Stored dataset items
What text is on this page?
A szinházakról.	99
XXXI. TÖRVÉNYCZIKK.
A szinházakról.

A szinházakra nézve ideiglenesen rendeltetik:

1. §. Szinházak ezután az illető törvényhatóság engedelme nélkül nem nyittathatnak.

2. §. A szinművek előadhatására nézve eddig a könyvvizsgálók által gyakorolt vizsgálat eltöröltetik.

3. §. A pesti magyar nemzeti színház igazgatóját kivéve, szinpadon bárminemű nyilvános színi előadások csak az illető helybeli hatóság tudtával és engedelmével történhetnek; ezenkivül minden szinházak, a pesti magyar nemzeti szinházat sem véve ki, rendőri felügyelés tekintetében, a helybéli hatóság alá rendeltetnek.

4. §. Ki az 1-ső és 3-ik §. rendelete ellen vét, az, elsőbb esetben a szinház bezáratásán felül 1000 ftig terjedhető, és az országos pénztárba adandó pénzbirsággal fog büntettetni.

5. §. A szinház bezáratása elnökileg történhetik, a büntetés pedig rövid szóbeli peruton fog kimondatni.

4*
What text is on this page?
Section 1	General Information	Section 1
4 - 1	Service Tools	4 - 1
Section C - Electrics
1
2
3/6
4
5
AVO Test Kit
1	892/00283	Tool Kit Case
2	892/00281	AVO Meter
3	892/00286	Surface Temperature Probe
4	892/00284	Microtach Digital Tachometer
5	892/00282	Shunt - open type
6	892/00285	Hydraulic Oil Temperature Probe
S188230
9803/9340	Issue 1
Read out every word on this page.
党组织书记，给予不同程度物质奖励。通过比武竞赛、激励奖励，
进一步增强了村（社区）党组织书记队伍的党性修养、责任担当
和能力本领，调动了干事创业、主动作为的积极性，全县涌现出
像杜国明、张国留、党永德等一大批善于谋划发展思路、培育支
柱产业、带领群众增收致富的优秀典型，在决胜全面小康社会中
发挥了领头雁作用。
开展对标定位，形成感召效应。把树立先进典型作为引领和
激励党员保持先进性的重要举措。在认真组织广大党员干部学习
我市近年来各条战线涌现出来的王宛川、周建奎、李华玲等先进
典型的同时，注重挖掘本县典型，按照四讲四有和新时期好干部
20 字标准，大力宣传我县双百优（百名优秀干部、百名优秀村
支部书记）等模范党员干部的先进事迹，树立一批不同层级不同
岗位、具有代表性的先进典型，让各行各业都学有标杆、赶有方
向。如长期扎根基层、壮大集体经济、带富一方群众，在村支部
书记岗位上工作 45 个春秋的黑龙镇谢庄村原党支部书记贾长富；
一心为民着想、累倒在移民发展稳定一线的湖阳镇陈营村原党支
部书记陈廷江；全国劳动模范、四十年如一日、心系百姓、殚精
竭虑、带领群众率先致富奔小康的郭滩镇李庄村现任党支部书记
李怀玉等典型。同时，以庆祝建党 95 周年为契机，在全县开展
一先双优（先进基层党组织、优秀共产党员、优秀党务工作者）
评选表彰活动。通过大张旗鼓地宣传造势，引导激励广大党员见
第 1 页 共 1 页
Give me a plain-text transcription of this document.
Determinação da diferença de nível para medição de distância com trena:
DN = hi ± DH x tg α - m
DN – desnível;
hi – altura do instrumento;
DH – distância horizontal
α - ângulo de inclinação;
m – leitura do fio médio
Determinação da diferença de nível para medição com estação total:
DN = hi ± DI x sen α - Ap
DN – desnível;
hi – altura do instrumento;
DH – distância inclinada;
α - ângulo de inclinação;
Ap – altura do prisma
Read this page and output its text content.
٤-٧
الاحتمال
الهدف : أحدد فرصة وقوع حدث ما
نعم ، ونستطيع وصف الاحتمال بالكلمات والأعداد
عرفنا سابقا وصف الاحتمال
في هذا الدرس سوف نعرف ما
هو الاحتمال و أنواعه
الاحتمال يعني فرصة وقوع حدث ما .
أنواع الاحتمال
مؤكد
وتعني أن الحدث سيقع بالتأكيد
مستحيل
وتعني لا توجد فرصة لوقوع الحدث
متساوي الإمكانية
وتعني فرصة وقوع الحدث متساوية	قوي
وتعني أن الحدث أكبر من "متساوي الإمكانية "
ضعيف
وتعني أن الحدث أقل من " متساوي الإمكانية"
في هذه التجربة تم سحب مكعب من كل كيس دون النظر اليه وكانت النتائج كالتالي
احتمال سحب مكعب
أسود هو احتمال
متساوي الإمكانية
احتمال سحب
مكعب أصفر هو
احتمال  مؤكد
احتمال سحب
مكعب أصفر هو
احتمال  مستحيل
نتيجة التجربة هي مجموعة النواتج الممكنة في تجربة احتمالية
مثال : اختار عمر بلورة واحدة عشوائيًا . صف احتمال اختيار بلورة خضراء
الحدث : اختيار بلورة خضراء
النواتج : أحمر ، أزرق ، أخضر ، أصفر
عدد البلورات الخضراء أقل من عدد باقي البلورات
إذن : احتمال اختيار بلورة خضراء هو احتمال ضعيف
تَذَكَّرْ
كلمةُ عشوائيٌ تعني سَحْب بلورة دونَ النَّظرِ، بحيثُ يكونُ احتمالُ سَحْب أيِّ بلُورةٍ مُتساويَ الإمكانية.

Aim of the exercise:
Copy all lines from the material that hold "اختيار".

Exercise answer:
مثال : اختار عمر بلورة واحدة عشوائيًا . صف احتمال اختيار بلورة خضراء
الحدث : اختيار بلورة خضراء
إذن : احتمال اختيار بلورة خضراء هو احتمال ضعيف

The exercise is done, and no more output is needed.